* The problem
Continue the article on how heat shapes where North American mammals live, picking up right after its final sentence.

* Excerpt provided
==*==

In hotter climates, North American mammals — like wolves, bears, pumas and rabbits — depend on forests to cool down while avoiding human-dominated areas like cities and farms.

Preserving forest habitats is important as the climate warms for many reasons, but a new study has found that it will be essential for wildlife conservation, a press release from the University of California, Davis (UC Davis), said.

“Different populations of the same species respond differently to habitat based on where they are,” said Mahdieh Tourani, lead author of the study and an assistant quantitative ecology professor at the University of Montana, Missoula, in the press release. “Climate is mediating that difference.”

The researchers found that, on average, mammals are 50 percent more likely to inhabit forests on hot days than open habitats. They also discovered that, in the planet’s coldest regions, the opposite is true.

The study, “Maximum temperatures determine the habitat affiliations of North American mammals,” was published in the journal Proceedings of the National Academy of Sciences.

Tourani said the research team discovered that, in hotter climates, the eastern cottontail rabbit preferred the forest, while in colder regions, the common rabbit preferred agricultural areas and other human-dominated habitat, according to the press release.

The tendency of animals of the same species to have different preferences is called “intraspecific variation,” which the researchers found was common across all mammals in North America. Historically, the practice in conservation biology was to categorize species by those that coexist well with humans and those that do not. However, the authors of the study explained that ecological flexibility is being more readily recognized, along with the realization that species are more complex than the categories using humans as a reference imply.

==*==

* Data under study
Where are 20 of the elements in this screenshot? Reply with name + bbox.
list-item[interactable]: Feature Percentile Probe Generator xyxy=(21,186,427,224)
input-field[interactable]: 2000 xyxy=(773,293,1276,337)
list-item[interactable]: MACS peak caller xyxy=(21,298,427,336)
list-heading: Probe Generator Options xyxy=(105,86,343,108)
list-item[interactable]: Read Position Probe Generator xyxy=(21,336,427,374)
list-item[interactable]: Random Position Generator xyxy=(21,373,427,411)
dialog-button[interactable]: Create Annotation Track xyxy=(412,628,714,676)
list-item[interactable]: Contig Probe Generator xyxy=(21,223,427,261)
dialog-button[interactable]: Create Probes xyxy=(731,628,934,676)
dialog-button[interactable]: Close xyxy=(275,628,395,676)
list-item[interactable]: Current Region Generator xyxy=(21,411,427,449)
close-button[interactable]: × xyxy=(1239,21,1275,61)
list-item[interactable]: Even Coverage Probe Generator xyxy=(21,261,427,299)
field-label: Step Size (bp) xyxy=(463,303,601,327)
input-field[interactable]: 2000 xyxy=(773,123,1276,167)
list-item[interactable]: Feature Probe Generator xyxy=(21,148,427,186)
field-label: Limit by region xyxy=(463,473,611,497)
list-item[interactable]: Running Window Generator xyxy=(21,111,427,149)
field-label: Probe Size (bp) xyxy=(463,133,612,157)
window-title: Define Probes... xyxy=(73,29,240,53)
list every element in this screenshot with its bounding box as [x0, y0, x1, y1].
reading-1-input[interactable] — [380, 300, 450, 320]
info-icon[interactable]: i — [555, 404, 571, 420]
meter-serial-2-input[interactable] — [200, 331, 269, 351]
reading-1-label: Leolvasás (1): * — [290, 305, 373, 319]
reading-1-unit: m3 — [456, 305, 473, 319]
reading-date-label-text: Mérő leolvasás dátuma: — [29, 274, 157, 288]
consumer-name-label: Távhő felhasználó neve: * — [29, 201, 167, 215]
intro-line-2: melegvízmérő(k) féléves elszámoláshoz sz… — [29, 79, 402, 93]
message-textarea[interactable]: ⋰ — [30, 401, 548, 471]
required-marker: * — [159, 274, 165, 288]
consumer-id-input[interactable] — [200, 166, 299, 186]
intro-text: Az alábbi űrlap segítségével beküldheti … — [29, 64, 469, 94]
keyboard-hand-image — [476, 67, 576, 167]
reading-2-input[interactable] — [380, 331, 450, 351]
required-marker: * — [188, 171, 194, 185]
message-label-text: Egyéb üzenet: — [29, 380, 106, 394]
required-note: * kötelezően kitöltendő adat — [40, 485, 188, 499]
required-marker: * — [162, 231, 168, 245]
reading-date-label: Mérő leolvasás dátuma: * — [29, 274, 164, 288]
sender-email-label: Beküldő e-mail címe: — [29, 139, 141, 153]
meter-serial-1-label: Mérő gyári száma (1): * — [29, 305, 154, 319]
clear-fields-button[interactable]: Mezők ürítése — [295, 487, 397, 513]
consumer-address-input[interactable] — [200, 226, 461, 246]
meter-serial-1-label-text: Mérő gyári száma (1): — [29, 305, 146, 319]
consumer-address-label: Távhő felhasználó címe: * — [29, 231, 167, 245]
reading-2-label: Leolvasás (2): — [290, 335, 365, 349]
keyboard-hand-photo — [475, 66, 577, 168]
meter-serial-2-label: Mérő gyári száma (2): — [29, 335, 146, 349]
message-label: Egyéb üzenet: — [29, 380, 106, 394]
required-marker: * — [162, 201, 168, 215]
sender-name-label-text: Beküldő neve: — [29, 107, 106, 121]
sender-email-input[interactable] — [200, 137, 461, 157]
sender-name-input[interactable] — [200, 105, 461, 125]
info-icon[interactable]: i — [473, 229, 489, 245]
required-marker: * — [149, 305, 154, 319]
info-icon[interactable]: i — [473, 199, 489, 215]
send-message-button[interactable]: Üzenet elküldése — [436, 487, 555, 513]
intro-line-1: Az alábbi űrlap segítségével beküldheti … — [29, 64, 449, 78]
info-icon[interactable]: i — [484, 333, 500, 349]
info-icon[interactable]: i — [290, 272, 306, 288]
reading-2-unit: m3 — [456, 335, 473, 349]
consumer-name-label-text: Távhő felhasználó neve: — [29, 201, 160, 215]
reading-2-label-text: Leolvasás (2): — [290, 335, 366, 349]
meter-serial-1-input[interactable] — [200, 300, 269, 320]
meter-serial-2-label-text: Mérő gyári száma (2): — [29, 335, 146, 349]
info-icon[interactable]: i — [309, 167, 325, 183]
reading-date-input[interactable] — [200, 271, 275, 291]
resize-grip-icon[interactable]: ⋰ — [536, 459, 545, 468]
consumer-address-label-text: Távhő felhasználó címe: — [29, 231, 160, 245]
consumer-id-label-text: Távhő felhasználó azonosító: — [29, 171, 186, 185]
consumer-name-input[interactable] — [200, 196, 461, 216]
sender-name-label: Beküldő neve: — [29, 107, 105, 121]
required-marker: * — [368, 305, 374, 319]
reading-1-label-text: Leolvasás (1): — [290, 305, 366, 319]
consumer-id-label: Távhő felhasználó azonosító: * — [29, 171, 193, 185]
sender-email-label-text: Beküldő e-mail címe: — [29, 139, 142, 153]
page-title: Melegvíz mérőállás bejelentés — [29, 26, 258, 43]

==*==

* Response
“We can’t take a one-size-fits all approach to habitat conservation,” said Daniel Karp, senior author of the study and an associate professor in the Department of Wildlife, Fish and Conservation Biology at UC Davis, in the press release. “It turns out climate has a large role in how species respond to habitat loss.”

If conservation biologists assumed, for example, that elk could only survive in protected areas, opportunities for them to be conserved in landscapes dominated by humans could be missed.

“On the other hand, if we assume a species will always be able to live alongside us, then we might be wasting our effort trying to improve the conservation value of human-dominated landscapes in areas where it is simply too hot for the species,” Karp said.

The researchers worked with Snapshot USA, a monitoring program that has thousands of camera traps across the United States.

“We analyzed 150,000 records of 29 mammal species using community occupancy models,” Tourani said. “These models allowed us to study how mammals respond to habitat types across their ranges while accounting for the fact that species may be in an area, but we did not record their presence because the species is rare or elusive.”

The results of the study give conservation managers direction in shaping their plans for protected areas and conservation, including enhancing working landscapes like pastures, farms and developed areas.

“If we’re trying to conserve species in working landscapes, it might behoove us to provide more shade for species,” Karp said in the press release. “We can maintain patches of native vegetation, scattered trees, and hedgerows that provide local refugia for wildlife, especially in places that are going to get warmer with climate change.”